▶ **TASK PROMPT**:
In the records below, count every line containing "title". Reply with the number only.

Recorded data

========================================

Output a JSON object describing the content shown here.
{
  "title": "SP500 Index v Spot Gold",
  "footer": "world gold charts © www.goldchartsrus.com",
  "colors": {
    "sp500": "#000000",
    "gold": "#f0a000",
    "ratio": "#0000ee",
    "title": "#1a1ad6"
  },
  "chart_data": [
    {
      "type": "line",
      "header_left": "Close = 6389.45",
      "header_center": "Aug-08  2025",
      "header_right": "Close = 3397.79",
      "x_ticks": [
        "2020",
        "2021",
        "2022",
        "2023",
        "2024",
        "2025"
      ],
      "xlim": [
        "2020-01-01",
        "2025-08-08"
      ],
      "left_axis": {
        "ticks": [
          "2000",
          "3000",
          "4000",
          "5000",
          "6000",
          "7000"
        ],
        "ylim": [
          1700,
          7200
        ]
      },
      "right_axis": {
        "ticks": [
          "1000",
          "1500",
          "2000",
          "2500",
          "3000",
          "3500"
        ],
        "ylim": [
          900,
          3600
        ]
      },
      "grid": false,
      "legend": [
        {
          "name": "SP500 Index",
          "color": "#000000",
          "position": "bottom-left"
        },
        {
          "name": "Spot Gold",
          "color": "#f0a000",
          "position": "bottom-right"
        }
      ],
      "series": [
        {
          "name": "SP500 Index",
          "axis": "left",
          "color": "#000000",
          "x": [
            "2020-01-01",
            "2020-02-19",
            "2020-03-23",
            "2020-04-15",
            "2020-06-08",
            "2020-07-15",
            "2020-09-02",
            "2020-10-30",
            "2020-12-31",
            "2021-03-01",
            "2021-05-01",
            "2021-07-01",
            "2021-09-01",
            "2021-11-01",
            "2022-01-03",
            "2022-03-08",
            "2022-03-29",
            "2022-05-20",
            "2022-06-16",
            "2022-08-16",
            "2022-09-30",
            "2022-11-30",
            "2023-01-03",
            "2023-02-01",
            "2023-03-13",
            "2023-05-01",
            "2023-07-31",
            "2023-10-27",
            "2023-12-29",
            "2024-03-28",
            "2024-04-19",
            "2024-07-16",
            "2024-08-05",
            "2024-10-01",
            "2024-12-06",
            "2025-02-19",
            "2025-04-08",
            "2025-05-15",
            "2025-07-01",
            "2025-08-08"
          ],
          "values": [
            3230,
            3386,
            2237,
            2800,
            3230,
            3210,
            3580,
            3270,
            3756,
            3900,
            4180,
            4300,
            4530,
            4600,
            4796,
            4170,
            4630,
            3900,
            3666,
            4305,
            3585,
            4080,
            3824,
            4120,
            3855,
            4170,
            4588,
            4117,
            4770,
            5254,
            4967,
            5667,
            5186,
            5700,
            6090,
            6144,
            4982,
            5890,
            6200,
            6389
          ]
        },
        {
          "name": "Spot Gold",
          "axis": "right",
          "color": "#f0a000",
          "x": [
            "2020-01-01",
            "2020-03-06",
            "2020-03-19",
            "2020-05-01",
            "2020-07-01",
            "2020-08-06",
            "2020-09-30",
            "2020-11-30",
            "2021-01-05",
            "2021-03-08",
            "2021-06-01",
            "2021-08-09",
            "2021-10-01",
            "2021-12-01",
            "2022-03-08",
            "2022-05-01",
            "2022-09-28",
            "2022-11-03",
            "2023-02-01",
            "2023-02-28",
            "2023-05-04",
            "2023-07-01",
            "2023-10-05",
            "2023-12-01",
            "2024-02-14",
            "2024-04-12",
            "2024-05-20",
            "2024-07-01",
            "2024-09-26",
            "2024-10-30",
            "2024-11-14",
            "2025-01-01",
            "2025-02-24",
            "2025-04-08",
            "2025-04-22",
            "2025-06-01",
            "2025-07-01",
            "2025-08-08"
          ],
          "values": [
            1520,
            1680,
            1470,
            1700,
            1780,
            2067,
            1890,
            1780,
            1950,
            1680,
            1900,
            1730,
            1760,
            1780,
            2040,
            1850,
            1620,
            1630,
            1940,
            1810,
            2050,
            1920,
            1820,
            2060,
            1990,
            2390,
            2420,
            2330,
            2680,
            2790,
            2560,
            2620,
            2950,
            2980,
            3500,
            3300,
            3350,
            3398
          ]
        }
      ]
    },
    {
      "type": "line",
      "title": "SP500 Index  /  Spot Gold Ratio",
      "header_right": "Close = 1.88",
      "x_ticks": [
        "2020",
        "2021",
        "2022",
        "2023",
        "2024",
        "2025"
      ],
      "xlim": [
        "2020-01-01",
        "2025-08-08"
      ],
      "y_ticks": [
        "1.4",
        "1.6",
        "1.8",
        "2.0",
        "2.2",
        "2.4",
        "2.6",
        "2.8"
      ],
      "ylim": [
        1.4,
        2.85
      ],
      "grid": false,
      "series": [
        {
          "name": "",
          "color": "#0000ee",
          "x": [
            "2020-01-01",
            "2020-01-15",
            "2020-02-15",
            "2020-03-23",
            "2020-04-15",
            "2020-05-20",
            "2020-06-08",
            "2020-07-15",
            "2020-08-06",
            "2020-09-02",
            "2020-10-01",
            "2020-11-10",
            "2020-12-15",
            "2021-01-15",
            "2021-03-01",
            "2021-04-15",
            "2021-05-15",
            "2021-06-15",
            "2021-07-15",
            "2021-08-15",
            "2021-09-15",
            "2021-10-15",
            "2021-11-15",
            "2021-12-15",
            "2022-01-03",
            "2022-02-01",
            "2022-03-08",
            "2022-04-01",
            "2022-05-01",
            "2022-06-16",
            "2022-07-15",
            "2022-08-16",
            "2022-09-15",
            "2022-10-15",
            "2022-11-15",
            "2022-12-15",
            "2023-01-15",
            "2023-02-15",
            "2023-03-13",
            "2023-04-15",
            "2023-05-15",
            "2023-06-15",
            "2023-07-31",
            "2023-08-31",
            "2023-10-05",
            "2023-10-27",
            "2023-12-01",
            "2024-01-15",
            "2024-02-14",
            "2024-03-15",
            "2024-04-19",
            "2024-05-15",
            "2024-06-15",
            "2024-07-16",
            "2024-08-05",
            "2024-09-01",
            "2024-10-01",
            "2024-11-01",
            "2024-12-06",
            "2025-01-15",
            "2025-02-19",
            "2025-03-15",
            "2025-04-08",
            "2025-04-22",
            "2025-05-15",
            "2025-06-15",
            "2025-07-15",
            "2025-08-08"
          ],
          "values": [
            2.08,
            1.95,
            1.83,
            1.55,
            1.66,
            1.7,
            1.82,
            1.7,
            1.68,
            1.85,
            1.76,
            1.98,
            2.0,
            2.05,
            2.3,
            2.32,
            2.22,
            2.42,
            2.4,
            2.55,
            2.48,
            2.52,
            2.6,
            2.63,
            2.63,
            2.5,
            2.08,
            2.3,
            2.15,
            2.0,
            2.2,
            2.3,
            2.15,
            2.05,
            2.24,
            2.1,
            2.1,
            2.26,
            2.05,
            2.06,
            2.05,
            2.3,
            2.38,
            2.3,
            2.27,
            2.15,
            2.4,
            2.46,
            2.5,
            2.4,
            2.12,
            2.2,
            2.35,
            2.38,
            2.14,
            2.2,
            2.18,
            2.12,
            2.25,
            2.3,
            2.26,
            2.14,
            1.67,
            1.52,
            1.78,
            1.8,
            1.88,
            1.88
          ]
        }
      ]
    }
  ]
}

========================================

▶ **FINISHED TASK**:
3